start Data in this exercise

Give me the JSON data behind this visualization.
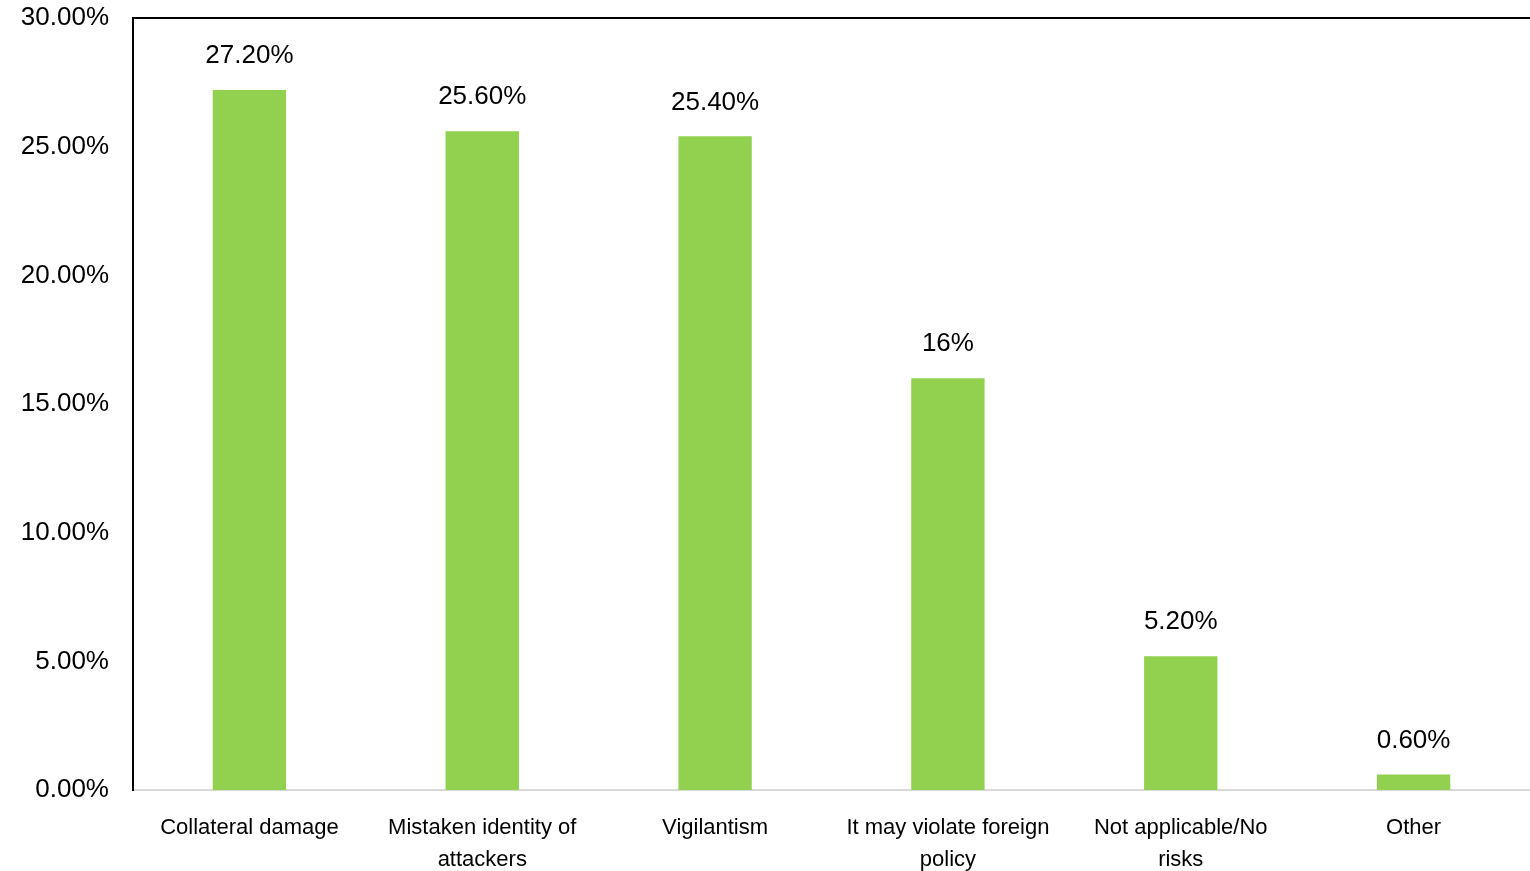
{
  "chart_data": {
    "type": "bar",
    "categories": [
      "Collateral damage",
      "Mistaken identity of attackers",
      "Vigilantism",
      "It may violate foreign policy",
      "Not applicable/No risks",
      "Other"
    ],
    "values": [
      27.2,
      25.6,
      25.4,
      16,
      5.2,
      0.6
    ],
    "value_labels": [
      "27.20%",
      "25.60%",
      "25.40%",
      "16%",
      "5.20%",
      "0.60%"
    ],
    "color": "#92d050",
    "ylim": [
      0,
      30
    ],
    "yticks": [
      {
        "value": 0,
        "label": "0.00%"
      },
      {
        "value": 5,
        "label": "5.00%"
      },
      {
        "value": 10,
        "label": "10.00%"
      },
      {
        "value": 15,
        "label": "15.00%"
      },
      {
        "value": 20,
        "label": "20.00%"
      },
      {
        "value": 25,
        "label": "25.00%"
      },
      {
        "value": 30,
        "label": "30.00%"
      }
    ]
  }
}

end Data in this exercise

◆ Task statement
Pictures in the records should not appear in your copy, but everything else must be transcribed exactly.

◆ Solution for this task
Give me the JSON data behind this visualization.
{
  "chart_data": {
    "type": "bar",
    "categories": [
      "Collateral damage",
      "Mistaken identity of attackers",
      "Vigilantism",
      "It may violate foreign policy",
      "Not applicable/No risks",
      "Other"
    ],
    "values": [
      27.2,
      25.6,
      25.4,
      16,
      5.2,
      0.6
    ],
    "value_labels": [
      "27.20%",
      "25.60%",
      "25.40%",
      "16%",
      "5.20%",
      "0.60%"
    ],
    "color": "#92d050",
    "ylim": [
      0,
      30
    ],
    "yticks": [
      {
        "value": 0,
        "label": "0.00%"
      },
      {
        "value": 5,
        "label": "5.00%"
      },
      {
        "value": 10,
        "label": "10.00%"
      },
      {
        "value": 15,
        "label": "15.00%"
      },
      {
        "value": 20,
        "label": "20.00%"
      },
      {
        "value": 25,
        "label": "25.00%"
      },
      {
        "value": 30,
        "label": "30.00%"
      }
    ]
  }
}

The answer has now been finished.